* Exercise instructions
Write out the data below exactly as given, without any of its pictures.

[Entries with figure data]
▬▬▬

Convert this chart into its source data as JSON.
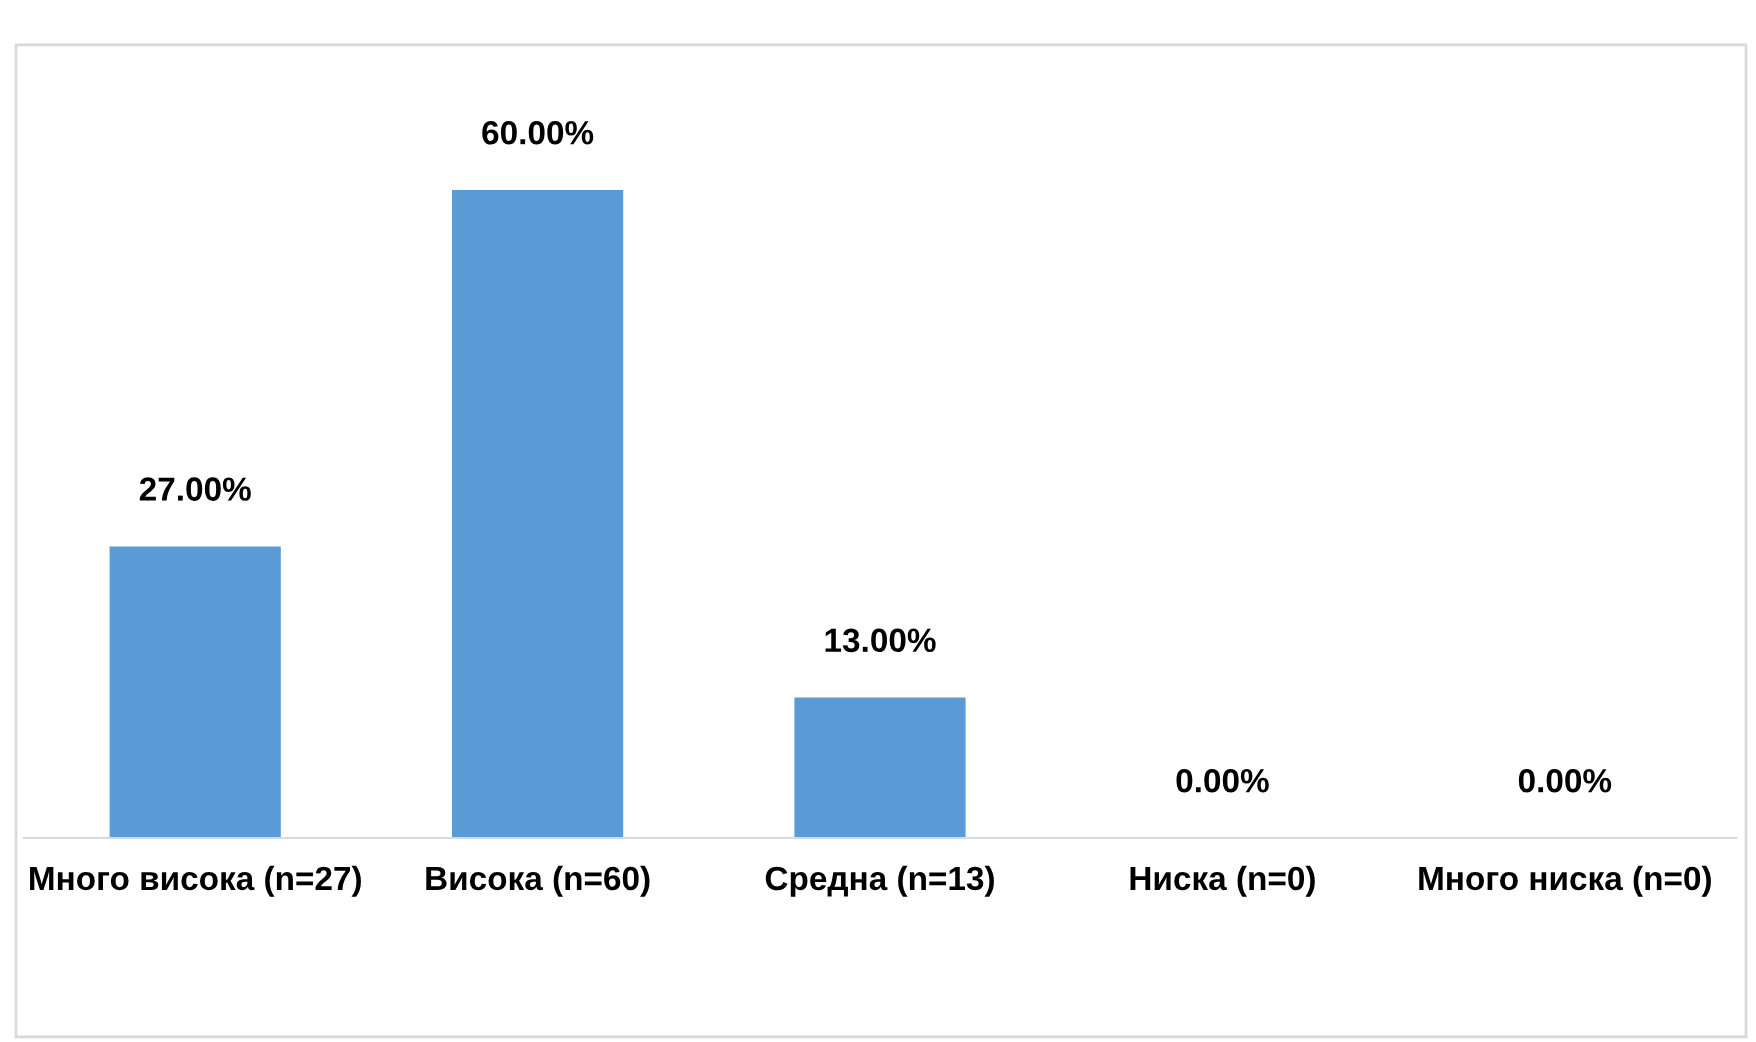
{
  "chart_data": {
    "type": "bar",
    "categories": [
      "Много висока (n=27)",
      "Висока (n=60)",
      "Средна (n=13)",
      "Ниска (n=0)",
      "Много ниска (n=0)"
    ],
    "values": [
      27,
      60,
      13,
      0,
      0
    ],
    "color": "#5b9bd5",
    "value_labels": [
      "27.00%",
      "60.00%",
      "13.00%",
      "0.00%",
      "0.00%"
    ],
    "grid": false,
    "legend": false
  }
}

▬▬▬

* Exercise answer
Convert this chart into its source data as JSON.
{
  "chart_data": {
    "type": "bar",
    "categories": [
      "Много висока (n=27)",
      "Висока (n=60)",
      "Средна (n=13)",
      "Ниска (n=0)",
      "Много ниска (n=0)"
    ],
    "values": [
      27,
      60,
      13,
      0,
      0
    ],
    "color": "#5b9bd5",
    "value_labels": [
      "27.00%",
      "60.00%",
      "13.00%",
      "0.00%",
      "0.00%"
    ],
    "grid": false,
    "legend": false
  }
}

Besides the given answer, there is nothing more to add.